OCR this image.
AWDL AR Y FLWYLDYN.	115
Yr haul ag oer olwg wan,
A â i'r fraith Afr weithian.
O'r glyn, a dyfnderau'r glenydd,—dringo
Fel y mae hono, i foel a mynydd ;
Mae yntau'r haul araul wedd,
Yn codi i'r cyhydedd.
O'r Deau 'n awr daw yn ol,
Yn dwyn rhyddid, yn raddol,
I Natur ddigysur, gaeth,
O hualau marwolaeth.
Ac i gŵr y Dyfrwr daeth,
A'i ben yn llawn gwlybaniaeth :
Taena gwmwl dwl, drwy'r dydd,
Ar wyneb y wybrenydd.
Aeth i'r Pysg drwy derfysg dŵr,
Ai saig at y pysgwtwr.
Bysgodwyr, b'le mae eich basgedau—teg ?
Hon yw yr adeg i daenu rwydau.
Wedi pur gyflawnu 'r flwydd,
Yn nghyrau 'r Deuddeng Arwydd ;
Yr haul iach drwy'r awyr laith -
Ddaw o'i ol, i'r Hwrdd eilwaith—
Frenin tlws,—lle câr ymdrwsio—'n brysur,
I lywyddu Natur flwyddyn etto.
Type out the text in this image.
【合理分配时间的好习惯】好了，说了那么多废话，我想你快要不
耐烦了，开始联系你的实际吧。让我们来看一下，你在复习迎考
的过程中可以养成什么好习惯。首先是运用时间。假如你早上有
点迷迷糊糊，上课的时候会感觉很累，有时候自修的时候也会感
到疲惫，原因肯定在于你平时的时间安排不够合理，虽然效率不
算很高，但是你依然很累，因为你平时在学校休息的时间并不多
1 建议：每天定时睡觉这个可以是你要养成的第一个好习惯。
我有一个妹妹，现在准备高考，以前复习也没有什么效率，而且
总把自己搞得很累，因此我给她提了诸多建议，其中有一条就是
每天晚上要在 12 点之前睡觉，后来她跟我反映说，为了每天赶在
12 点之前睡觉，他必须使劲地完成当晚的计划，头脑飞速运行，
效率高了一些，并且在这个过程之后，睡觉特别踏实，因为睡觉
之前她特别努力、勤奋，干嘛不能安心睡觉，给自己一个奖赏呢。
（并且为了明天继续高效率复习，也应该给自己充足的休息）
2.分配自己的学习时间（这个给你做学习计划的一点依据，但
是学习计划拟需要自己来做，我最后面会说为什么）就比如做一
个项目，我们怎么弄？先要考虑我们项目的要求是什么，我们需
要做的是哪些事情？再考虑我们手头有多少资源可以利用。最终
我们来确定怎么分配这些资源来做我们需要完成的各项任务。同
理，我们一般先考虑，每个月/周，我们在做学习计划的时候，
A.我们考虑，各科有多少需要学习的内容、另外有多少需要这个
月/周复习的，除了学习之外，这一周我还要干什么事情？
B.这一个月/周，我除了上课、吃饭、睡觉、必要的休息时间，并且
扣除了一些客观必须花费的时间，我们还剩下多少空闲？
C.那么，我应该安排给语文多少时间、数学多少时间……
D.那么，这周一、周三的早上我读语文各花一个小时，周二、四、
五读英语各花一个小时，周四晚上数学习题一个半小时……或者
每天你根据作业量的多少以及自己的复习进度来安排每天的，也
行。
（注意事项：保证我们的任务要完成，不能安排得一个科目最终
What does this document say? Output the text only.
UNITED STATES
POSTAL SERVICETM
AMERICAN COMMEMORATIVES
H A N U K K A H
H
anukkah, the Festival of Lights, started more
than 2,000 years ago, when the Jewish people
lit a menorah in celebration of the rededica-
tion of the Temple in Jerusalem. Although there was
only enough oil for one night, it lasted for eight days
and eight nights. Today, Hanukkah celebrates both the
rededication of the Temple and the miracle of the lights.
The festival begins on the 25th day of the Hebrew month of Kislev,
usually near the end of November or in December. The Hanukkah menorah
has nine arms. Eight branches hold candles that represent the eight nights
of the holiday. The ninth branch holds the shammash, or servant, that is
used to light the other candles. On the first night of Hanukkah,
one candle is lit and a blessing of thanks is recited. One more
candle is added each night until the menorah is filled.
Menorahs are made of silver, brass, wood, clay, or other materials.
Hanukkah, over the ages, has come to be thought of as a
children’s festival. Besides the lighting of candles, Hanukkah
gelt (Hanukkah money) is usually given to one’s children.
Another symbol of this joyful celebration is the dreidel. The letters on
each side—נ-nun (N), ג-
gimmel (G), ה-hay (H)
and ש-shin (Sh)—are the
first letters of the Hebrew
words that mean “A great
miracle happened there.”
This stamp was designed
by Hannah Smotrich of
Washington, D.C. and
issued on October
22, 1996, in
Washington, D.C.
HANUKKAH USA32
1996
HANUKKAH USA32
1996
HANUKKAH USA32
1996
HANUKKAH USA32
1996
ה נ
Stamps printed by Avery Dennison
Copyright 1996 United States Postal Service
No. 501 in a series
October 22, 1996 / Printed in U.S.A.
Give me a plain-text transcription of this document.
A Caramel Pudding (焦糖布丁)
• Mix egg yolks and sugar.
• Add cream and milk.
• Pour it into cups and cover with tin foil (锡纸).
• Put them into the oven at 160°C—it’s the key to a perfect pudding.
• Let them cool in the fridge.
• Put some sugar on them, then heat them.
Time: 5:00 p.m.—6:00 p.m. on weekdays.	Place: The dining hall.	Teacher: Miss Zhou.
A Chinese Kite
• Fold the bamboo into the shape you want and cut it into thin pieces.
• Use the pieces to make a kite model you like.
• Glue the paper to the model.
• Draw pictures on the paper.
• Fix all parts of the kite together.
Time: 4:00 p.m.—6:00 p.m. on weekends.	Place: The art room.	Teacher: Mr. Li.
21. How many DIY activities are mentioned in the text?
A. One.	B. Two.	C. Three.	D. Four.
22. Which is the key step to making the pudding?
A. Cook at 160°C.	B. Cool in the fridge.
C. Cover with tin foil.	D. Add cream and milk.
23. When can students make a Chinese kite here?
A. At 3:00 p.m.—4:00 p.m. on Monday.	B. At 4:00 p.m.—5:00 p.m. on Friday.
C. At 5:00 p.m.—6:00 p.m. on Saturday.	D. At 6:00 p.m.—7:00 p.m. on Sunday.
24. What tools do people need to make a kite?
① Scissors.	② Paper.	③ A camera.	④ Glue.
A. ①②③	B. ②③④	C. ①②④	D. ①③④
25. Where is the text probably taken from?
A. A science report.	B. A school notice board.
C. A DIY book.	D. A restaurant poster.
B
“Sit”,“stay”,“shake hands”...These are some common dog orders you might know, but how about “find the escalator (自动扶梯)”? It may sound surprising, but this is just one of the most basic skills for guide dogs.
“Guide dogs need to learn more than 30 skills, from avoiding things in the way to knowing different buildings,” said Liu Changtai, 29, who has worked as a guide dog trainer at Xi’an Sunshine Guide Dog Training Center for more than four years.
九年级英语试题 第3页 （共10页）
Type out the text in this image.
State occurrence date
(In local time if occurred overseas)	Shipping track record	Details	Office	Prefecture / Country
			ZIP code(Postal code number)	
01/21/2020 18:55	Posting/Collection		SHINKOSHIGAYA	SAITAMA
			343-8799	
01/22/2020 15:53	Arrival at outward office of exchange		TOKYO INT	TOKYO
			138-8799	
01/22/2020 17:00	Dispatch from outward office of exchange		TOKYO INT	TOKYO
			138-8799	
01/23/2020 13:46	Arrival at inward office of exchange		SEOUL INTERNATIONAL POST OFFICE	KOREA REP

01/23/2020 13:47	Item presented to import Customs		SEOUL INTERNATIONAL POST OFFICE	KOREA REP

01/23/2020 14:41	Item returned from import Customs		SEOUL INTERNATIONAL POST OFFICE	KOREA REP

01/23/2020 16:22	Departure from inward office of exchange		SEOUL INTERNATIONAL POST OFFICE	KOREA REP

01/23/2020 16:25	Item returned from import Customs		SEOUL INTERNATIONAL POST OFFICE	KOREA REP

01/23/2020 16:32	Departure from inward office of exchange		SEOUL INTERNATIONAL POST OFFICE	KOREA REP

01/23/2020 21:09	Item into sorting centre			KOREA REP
☆ ☆ ☆ ☆
Every line in the data above that contains "some" needs to be copied.

_Answer in full_
• Put some sugar on them, then heat them.
“Sit”,“stay”,“shake hands”...These are some common dog orders you might know, but how about “find the escalator (自动扶梯)”? It may sound surprising, but this is just one of the most basic skills for guide dogs.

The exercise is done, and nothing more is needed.